**TASK TO CARRY OUT:** Output all the data exactly. Pictures do not belong in the copy.

(Stored data entries)
-- BEGIN --
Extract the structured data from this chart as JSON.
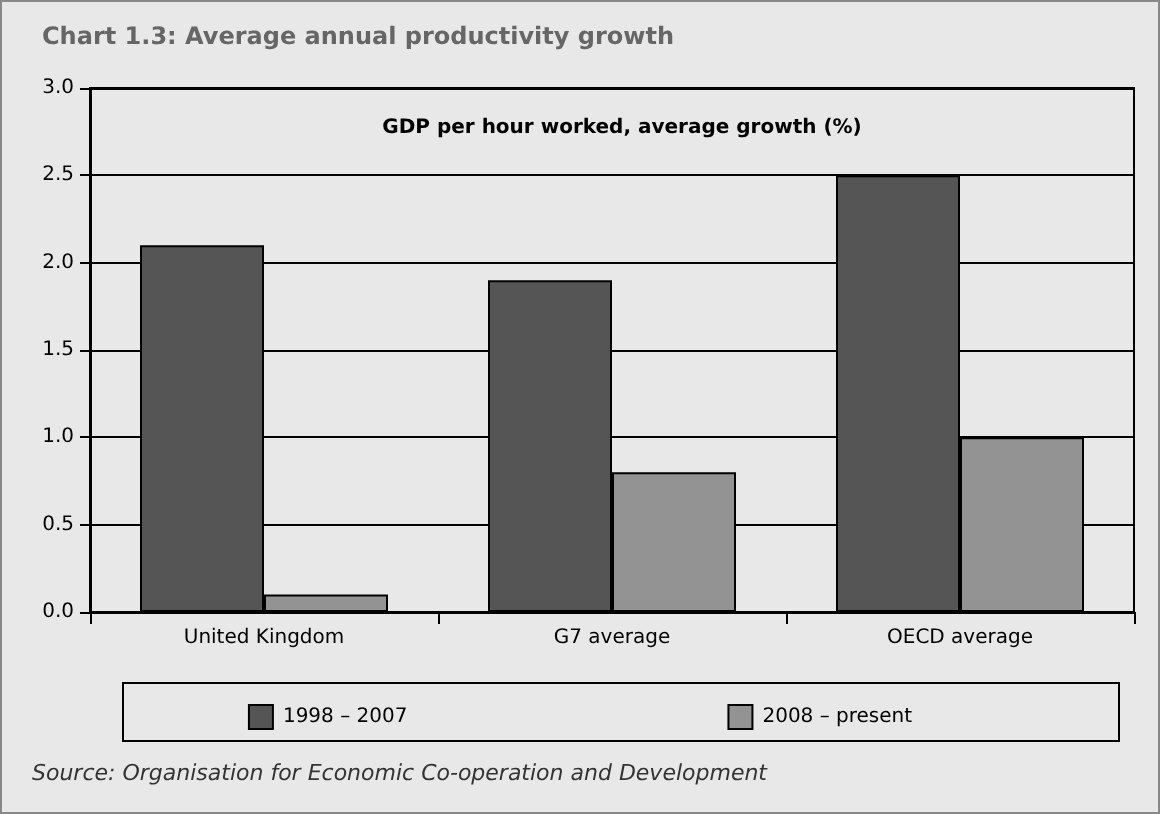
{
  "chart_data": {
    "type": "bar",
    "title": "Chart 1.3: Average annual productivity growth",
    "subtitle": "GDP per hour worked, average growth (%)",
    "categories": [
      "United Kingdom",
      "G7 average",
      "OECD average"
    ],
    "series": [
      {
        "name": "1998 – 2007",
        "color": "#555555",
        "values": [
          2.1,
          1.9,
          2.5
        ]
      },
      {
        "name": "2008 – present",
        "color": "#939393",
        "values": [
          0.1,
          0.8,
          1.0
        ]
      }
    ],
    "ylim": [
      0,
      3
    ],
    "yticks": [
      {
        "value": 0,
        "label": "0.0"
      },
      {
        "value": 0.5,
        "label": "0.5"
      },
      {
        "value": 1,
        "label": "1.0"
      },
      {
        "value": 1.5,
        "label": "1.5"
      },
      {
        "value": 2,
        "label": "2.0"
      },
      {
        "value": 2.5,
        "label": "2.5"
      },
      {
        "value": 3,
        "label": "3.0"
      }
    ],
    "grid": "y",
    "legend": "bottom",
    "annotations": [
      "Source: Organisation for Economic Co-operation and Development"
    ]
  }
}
-- END --
**TASK SOLUTION:**
Extract the structured data from this chart as JSON.
{
  "chart_data": {
    "type": "bar",
    "title": "Chart 1.3: Average annual productivity growth",
    "subtitle": "GDP per hour worked, average growth (%)",
    "categories": [
      "United Kingdom",
      "G7 average",
      "OECD average"
    ],
    "series": [
      {
        "name": "1998 – 2007",
        "color": "#555555",
        "values": [
          2.1,
          1.9,
          2.5
        ]
      },
      {
        "name": "2008 – present",
        "color": "#939393",
        "values": [
          0.1,
          0.8,
          1.0
        ]
      }
    ],
    "ylim": [
      0,
      3
    ],
    "yticks": [
      {
        "value": 0,
        "label": "0.0"
      },
      {
        "value": 0.5,
        "label": "0.5"
      },
      {
        "value": 1,
        "label": "1.0"
      },
      {
        "value": 1.5,
        "label": "1.5"
      },
      {
        "value": 2,
        "label": "2.0"
      },
      {
        "value": 2.5,
        "label": "2.5"
      },
      {
        "value": 3,
        "label": "3.0"
      }
    ],
    "grid": "y",
    "legend": "bottom",
    "annotations": [
      "Source: Organisation for Economic Co-operation and Development"
    ]
  }
}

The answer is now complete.